▶ [Quoted passage]
◇ ◇ ◇ ◇ ◇ ◇ ◇

By 2015-2016 an economic downturn and rising unemployment in Brazil meant Haitians began to lose their jobs and had to look elsewhere. One of the places they looked to was Chile, while still heading northwards to the United States.
Importantly, said Cela, most of the migrants at the US-Mexico border were not coming directly from Haiti, they were migrants from South America, particularly Brazil and Chile. And even more significant, a large majority of the migrant Haitian population in South America are high school and university graduates who have made rational decisions about their futures. In other words, educated people ready to contribute meaningfully to any society.
Indeed, Haitian-American Jhonson Napoleon, CEO of Azure College in Miami strongly believes that educated Haitian migrants can become valuable assets if given a chance.
“Based on my perspective,” noted Napoleon, “I think those people are better than even my generation who came to United States in the 1990s. They speak, or probably will be speaking five different languages. And my hope is that within the next 5 to 10 years these people will be new assets to the Haitian community, while guys like me who came in the 1990s are going into retirement. So I think there is a need for educational institutions, for service programs to embrace this group of people. Most of them are under 30-35, meaning they will give the system 30 years worth of work. And their children will become American citizens who will contribute to the community.”

◇ ◇ ◇ ◇ ◇ ◇ ◇

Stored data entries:
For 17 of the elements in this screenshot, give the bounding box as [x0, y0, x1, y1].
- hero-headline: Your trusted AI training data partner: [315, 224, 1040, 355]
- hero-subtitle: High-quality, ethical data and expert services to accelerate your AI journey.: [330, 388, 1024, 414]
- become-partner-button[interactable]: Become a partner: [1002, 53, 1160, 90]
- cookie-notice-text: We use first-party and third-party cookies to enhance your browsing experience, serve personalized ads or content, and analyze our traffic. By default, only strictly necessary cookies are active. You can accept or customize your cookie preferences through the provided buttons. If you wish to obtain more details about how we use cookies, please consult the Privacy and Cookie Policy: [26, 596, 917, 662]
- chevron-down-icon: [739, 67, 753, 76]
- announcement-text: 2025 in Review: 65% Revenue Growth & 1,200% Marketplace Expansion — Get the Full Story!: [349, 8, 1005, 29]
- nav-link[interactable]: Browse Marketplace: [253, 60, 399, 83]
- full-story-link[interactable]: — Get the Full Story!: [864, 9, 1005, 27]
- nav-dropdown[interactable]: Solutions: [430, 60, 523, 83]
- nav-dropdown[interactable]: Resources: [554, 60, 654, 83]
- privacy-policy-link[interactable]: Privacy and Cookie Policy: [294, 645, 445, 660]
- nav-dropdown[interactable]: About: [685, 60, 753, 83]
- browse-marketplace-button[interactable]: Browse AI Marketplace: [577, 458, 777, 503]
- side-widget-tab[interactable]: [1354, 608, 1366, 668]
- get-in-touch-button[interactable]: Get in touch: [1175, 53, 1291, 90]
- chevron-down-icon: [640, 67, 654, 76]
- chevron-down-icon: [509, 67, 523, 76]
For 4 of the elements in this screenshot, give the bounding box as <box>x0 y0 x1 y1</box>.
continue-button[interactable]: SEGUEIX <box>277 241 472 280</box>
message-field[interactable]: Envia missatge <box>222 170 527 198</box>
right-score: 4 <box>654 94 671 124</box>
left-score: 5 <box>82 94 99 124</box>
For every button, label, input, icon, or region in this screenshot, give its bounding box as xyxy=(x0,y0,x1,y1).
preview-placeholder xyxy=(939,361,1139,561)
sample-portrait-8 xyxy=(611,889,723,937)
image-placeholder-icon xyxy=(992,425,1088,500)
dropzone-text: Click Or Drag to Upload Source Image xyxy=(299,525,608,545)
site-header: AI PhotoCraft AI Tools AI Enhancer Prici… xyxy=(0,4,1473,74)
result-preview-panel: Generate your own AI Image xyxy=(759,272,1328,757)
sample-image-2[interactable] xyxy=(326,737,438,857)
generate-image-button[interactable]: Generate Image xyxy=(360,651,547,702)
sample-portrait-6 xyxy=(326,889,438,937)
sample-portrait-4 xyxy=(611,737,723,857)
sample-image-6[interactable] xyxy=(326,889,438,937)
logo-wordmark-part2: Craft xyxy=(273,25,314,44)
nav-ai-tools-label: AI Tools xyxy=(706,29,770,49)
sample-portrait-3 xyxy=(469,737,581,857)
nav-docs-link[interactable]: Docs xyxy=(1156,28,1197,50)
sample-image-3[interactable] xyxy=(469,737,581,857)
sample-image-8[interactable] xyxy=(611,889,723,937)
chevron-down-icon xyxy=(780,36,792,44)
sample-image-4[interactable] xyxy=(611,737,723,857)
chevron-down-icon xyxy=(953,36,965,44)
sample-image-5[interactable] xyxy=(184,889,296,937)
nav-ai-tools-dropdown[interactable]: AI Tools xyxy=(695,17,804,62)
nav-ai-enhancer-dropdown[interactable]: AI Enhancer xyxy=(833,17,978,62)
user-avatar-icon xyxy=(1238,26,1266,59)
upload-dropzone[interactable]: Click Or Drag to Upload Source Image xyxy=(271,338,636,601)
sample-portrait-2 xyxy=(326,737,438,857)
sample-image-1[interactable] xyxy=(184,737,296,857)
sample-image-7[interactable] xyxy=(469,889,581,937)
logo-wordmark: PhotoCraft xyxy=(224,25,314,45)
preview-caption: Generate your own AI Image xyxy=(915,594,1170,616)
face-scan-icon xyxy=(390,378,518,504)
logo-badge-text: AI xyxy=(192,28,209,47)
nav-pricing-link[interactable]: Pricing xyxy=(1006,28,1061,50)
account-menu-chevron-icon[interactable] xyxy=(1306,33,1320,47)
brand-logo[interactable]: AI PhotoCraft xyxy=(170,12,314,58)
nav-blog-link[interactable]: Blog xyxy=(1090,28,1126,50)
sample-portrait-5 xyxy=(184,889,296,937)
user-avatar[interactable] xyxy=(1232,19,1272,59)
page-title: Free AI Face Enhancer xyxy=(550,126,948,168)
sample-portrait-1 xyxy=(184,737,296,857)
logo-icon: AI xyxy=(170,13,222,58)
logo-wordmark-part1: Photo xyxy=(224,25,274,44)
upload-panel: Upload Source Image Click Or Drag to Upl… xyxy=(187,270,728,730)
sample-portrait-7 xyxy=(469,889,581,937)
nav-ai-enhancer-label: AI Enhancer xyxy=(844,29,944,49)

◇ ◇ ◇ ◇ ◇ ◇ ◇

▶ [What to do]
(A) In the passage on Haitian migration, what position does Jhonson Napoleon hold?
(B) Continue the passage on Haitian migration from its last sentence.

▶ [Results of the exercise]
(A) He is CEO of Azure College in Miami.

(B)
Far from recognizing this, the United States government has been citing the rarely used Title 42 policy, a clause in the 1944-created edict to protect the public from communicable diseases. Unearthed by the Trump era government, the current Biden administration is upholding the validity of this law to brutally evict Haitian asylum seekers.
Caroline Bettinger-López, Professor of Law and Director of the Human Rights Clinic at the University of Miami School of Law, and former White House advisor on Violence Against Women in the Obama administration, explained that Title 42 breaches civil rights. Quoting from a document formulated by a colleague at Yale Law School, Bettinger-López noted:
“The law violates our obligations not to return people to a dangerous place, and the United States has specifically categorized Haiti as a dangerous place through our designation of temporary protected status to Haitians, just a few months ago.”
Ignorance is also a factor in how Haitian refugees are perceived and categorized in the eyes of the law. Dr. Robert E. Maguire of George Washington University explained.
“The proximity of Haiti does not bring understanding or knowledge, and there’s a great deal of ignorance and misperceptions on the part of Americans. We’ve seen this just within the past few days with a retired white guy who lives in Mar-a-Lago spinning out continually the stuff about Haitians having AIDS and so on. So, these misperceptions and ignorance fuels racism, discrimination, and fear. I think Americans basically fear the unknown. and I think this casts a large shadow over policy in Haiti.”
So, what’s the answer? Where do we go from here? Carine Jocelyn, founder of the New York-based Haitian Women’s Collective, put it this way.
“We can't talk about Haiti without talking about whether or not Black Lives Matter in Haiti. We talk about Black Lives Matter in the US, and in the past year there has been, I would say, a social revolution around Black Lives Matter, around anti-racism, around white supremacy. I think it’s a time for us to get uncomfortable in order for us to get comfortable.”